:: DIRECTIONS ::
In this exercise, return the whole listing exactly, excluding any images.
::: DATA FOR PROCESSING
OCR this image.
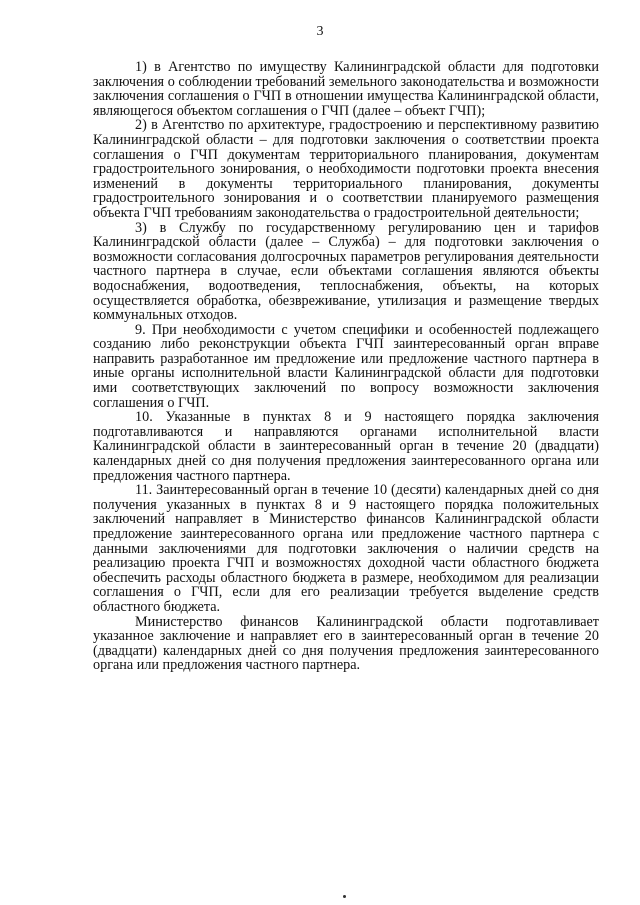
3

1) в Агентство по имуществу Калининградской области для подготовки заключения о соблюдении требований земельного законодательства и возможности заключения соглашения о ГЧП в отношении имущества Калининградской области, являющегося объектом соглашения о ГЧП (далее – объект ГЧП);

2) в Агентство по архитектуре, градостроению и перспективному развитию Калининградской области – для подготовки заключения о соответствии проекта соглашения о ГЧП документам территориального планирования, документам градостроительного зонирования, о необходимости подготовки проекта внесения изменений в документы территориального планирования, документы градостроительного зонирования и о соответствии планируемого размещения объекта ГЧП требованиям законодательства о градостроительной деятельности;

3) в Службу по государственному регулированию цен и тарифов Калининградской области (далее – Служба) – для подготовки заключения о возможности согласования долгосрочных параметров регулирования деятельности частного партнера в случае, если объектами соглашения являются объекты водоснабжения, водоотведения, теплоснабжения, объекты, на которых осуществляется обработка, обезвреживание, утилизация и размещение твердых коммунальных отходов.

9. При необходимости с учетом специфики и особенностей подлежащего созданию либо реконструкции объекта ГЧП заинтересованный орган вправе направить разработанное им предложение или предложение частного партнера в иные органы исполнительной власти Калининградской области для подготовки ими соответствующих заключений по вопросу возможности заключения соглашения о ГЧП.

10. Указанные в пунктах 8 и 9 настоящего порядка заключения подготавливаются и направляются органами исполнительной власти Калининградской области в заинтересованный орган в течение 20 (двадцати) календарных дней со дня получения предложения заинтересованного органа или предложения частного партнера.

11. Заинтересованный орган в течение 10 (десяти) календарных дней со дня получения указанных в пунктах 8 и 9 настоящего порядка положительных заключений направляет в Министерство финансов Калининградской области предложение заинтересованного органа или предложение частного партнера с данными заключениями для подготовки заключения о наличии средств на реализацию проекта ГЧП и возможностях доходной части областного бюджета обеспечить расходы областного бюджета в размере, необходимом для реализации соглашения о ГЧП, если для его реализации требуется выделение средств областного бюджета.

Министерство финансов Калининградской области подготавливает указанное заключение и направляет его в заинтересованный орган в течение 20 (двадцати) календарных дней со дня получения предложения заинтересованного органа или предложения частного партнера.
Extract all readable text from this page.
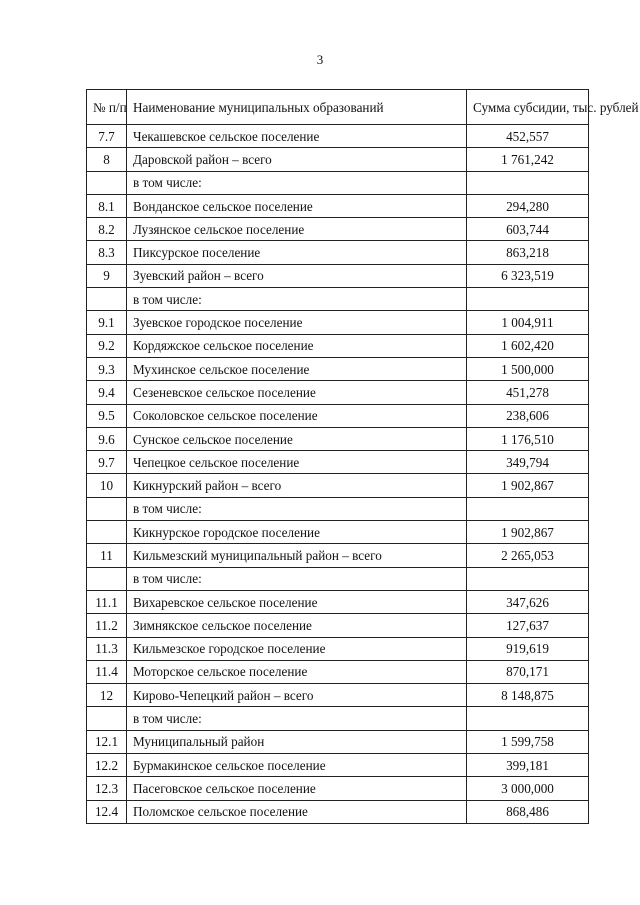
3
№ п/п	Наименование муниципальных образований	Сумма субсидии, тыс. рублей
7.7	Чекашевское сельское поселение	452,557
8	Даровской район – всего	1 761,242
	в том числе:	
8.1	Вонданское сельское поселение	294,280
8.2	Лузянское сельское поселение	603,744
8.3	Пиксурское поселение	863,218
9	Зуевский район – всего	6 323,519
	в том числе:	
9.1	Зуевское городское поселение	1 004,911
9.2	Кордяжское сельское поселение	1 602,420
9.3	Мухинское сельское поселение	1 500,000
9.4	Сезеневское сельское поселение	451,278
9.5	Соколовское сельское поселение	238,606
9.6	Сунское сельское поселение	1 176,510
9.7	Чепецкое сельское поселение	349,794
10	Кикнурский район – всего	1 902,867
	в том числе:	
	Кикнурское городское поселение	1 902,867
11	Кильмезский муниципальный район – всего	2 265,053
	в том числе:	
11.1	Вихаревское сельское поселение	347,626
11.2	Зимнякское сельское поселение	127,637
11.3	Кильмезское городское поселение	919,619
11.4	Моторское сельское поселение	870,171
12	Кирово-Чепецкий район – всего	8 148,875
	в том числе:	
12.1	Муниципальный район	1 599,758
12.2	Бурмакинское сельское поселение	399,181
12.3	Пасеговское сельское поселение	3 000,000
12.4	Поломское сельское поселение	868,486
::::::
:: OUTPUT FOR THIS TASK ::
OCR this image.
3

1) в Агентство по имуществу Калининградской области для подготовки заключения о соблюдении требований земельного законодательства и возможности заключения соглашения о ГЧП в отношении имущества Калининградской области, являющегося объектом соглашения о ГЧП (далее – объект ГЧП);

2) в Агентство по архитектуре, градостроению и перспективному развитию Калининградской области – для подготовки заключения о соответствии проекта соглашения о ГЧП документам территориального планирования, документам градостроительного зонирования, о необходимости подготовки проекта внесения изменений в документы территориального планирования, документы градостроительного зонирования и о соответствии планируемого размещения объекта ГЧП требованиям законодательства о градостроительной деятельности;

3) в Службу по государственному регулированию цен и тарифов Калининградской области (далее – Служба) – для подготовки заключения о возможности согласования долгосрочных параметров регулирования деятельности частного партнера в случае, если объектами соглашения являются объекты водоснабжения, водоотведения, теплоснабжения, объекты, на которых осуществляется обработка, обезвреживание, утилизация и размещение твердых коммунальных отходов.

9. При необходимости с учетом специфики и особенностей подлежащего созданию либо реконструкции объекта ГЧП заинтересованный орган вправе направить разработанное им предложение или предложение частного партнера в иные органы исполнительной власти Калининградской области для подготовки ими соответствующих заключений по вопросу возможности заключения соглашения о ГЧП.

10. Указанные в пунктах 8 и 9 настоящего порядка заключения подготавливаются и направляются органами исполнительной власти Калининградской области в заинтересованный орган в течение 20 (двадцати) календарных дней со дня получения предложения заинтересованного органа или предложения частного партнера.

11. Заинтересованный орган в течение 10 (десяти) календарных дней со дня получения указанных в пунктах 8 и 9 настоящего порядка положительных заключений направляет в Министерство финансов Калининградской области предложение заинтересованного органа или предложение частного партнера с данными заключениями для подготовки заключения о наличии средств на реализацию проекта ГЧП и возможностях доходной части областного бюджета обеспечить расходы областного бюджета в размере, необходимом для реализации соглашения о ГЧП, если для его реализации требуется выделение средств областного бюджета.

Министерство финансов Калининградской области подготавливает указанное заключение и направляет его в заинтересованный орган в течение 20 (двадцати) календарных дней со дня получения предложения заинтересованного органа или предложения частного партнера.
Extract all readable text from this page.
3
№ п/п	Наименование муниципальных образований	Сумма субсидии, тыс. рублей
7.7	Чекашевское сельское поселение	452,557
8	Даровской район – всего	1 761,242
	в том числе:	
8.1	Вонданское сельское поселение	294,280
8.2	Лузянское сельское поселение	603,744
8.3	Пиксурское поселение	863,218
9	Зуевский район – всего	6 323,519
	в том числе:	
9.1	Зуевское городское поселение	1 004,911
9.2	Кордяжское сельское поселение	1 602,420
9.3	Мухинское сельское поселение	1 500,000
9.4	Сезеневское сельское поселение	451,278
9.5	Соколовское сельское поселение	238,606
9.6	Сунское сельское поселение	1 176,510
9.7	Чепецкое сельское поселение	349,794
10	Кикнурский район – всего	1 902,867
	в том числе:	
	Кикнурское городское поселение	1 902,867
11	Кильмезский муниципальный район – всего	2 265,053
	в том числе:	
11.1	Вихаревское сельское поселение	347,626
11.2	Зимнякское сельское поселение	127,637
11.3	Кильмезское городское поселение	919,619
11.4	Моторское сельское поселение	870,171
12	Кирово-Чепецкий район – всего	8 148,875
	в том числе:	
12.1	Муниципальный район	1 599,758
12.2	Бурмакинское сельское поселение	399,181
12.3	Пасеговское сельское поселение	3 000,000
12.4	Поломское сельское поселение	868,486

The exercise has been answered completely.